[Records from a dataset]
----

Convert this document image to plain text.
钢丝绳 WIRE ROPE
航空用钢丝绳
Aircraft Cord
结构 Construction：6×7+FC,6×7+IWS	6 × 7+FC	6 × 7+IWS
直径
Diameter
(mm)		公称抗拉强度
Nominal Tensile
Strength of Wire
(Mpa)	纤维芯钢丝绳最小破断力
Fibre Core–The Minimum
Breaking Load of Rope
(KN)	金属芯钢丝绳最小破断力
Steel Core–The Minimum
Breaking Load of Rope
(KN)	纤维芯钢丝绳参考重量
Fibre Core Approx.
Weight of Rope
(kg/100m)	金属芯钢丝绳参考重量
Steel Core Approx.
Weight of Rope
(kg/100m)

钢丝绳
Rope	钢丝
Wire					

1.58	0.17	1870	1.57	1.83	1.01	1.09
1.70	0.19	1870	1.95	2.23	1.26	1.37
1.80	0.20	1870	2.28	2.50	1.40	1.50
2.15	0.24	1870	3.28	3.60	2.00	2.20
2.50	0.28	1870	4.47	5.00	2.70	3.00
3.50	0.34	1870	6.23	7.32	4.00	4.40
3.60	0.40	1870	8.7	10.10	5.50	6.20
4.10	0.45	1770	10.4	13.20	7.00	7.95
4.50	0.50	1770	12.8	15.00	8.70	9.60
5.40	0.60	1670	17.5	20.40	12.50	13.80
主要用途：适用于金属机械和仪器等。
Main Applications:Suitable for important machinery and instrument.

----

[REQUEST]: Print the material above once more, exactly.

[TASK RESPONSE]:
Convert this document image to plain text.
钢丝绳 WIRE ROPE
航空用钢丝绳
Aircraft Cord
结构 Construction：6×7+FC,6×7+IWS	6 × 7+FC	6 × 7+IWS
直径
Diameter
(mm)		公称抗拉强度
Nominal Tensile
Strength of Wire
(Mpa)	纤维芯钢丝绳最小破断力
Fibre Core–The Minimum
Breaking Load of Rope
(KN)	金属芯钢丝绳最小破断力
Steel Core–The Minimum
Breaking Load of Rope
(KN)	纤维芯钢丝绳参考重量
Fibre Core Approx.
Weight of Rope
(kg/100m)	金属芯钢丝绳参考重量
Steel Core Approx.
Weight of Rope
(kg/100m)

钢丝绳
Rope	钢丝
Wire					

1.58	0.17	1870	1.57	1.83	1.01	1.09
1.70	0.19	1870	1.95	2.23	1.26	1.37
1.80	0.20	1870	2.28	2.50	1.40	1.50
2.15	0.24	1870	3.28	3.60	2.00	2.20
2.50	0.28	1870	4.47	5.00	2.70	3.00
3.50	0.34	1870	6.23	7.32	4.00	4.40
3.60	0.40	1870	8.7	10.10	5.50	6.20
4.10	0.45	1770	10.4	13.20	7.00	7.95
4.50	0.50	1770	12.8	15.00	8.70	9.60
5.40	0.60	1670	17.5	20.40	12.50	13.80
主要用途：适用于金属机械和仪器等。
Main Applications:Suitable for important machinery and instrument.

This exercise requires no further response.